- ЗАДАНИЯ
A - Перескажите фрагмент текста о «Мемориале» в двух предложениях.
B - Перепишите часть фрагмента текста о «Мемориале», заменив «диалектики» на «взаимосвязи». Начните со слов, в которых есть «А.Баунов: И в», и остановитесь после «манипулированием этой памятью.».
C - Продолжите рассуждение о «Мемориале» из фрагмента текста, начав сразу после его последнего предложения.

- ФРАГМЕНТ ТЕКСТА
<<<<

А.Баунов: И в чем проблема уничтожения «Мемориала». Это не в интересах общества и не в интересах государства

С. Крючков

Если мы допускаем, что торжествует эта компромиссная версия памяти в лице интересов государства так, как оно понимает и нейтрализуется острая память, которую проводит или осуществляет или защищает «Мемориал», внесенный Минюстом в перечень иноагентов. Должен это сказать. То с исчезновением этой диалектики, в конечном счете, граница этого компромисса, граница этой памяти, она предстает перспективой вообще размытия полного. То есть исчезновения с последующим манипулированием этой памятью.

>>>>

- ИСХОДНЫЕ ДАННЫЕ

<<<<

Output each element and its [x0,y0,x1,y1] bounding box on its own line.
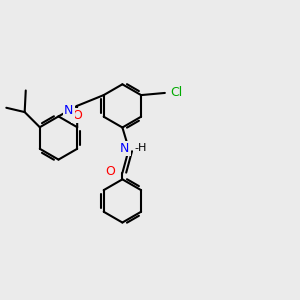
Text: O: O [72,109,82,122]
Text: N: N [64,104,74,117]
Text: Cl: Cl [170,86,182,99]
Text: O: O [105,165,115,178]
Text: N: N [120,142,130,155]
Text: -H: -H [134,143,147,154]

>>>>
<<<<

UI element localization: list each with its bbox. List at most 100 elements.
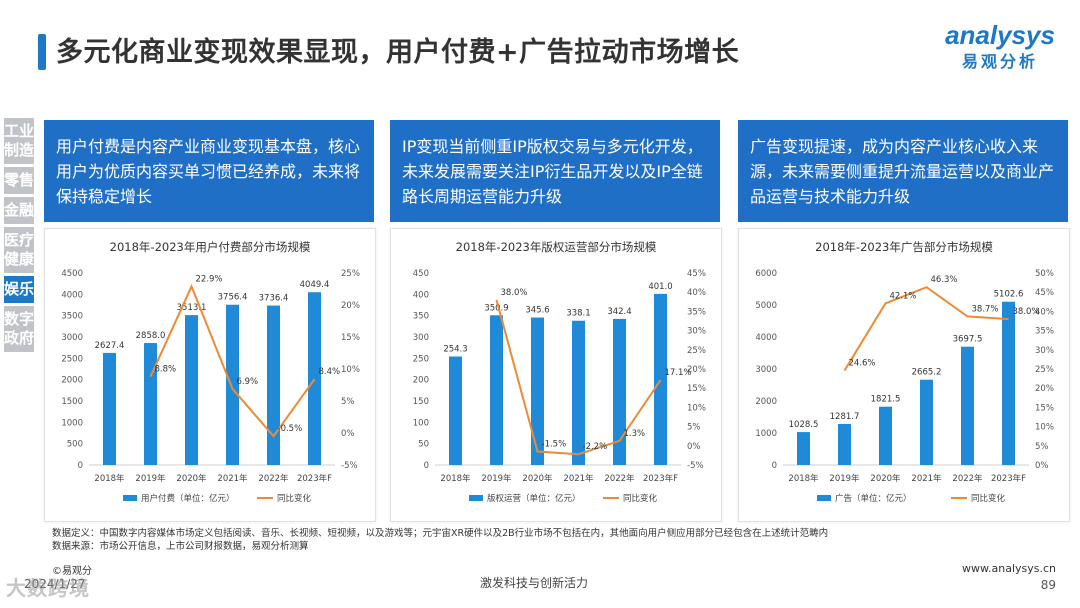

>>>>

- ОТВЕТЫ
A - По словам А. Баунова, уничтожение «Мемориала» не отвечает ни интересам общества, ни интересам государства. С. Крючков рассуждает так: если острую память, которую защищает «Мемориал», нейтрализует компромиссная версия памяти в интересах государства, то граница этой памяти может полностью размыться, а сама память исчезнет и станет предметом манипуляций.

B -
А.Баунов: И в чем проблема уничтожения «Мемориала». Это не в интересах общества и не в интересах государства

С. Крючков

Если мы допускаем, что торжествует эта компромиссная версия памяти в лице интересов государства так, как оно понимает и нейтрализуется острая память, которую проводит или осуществляет или защищает «Мемориал», внесенный Минюстом в перечень иноагентов. Должен это сказать. То с исчезновением этой взаимосвязи, в конечном счете, граница этого компромисса, граница этой памяти, она предстает перспективой вообще размытия полного. То есть исчезновения с последующим манипулированием этой памятью.

C -
А. Баунов

Абстрактность этой памяти, в том числе состоит в том, что да, были жертвы, но жертвы без рефлексии государственной машины. О том, что она допустила невинные сотни тысяч, миллионы невинных жертв. Эти жертвы где-то действительно сливаются в довольно благостной дали с остальными жертвами, павшими, погибшими на благо государства. Вот да, это было, наверное, не очень хорошо, но в целом их жертва не была напрасной. Советский Союз, Россия стала сильнее, выиграла войну, построила промышленность и так далее. То есть как бы жертва признается, но она признается несколько на абстрактном горизонте государственного блага. То есть это нехорошо, но, в конечном счете, так или иначе, это было для укрепления нас. Да, это слишком абстрактно для людей, которые хотят помнить, как это было на самом деле.

РЕКЛАМА

С. Крючков

Александр Баунов, главный редактор сайта Carnegie.ru Мы говорили на рекламной паузе (неразборчиво), которая воспринимается народом нашим, та версия памяти, транслятором которой является государство. Тем не менее, перспективы исчезнуть этой памяти.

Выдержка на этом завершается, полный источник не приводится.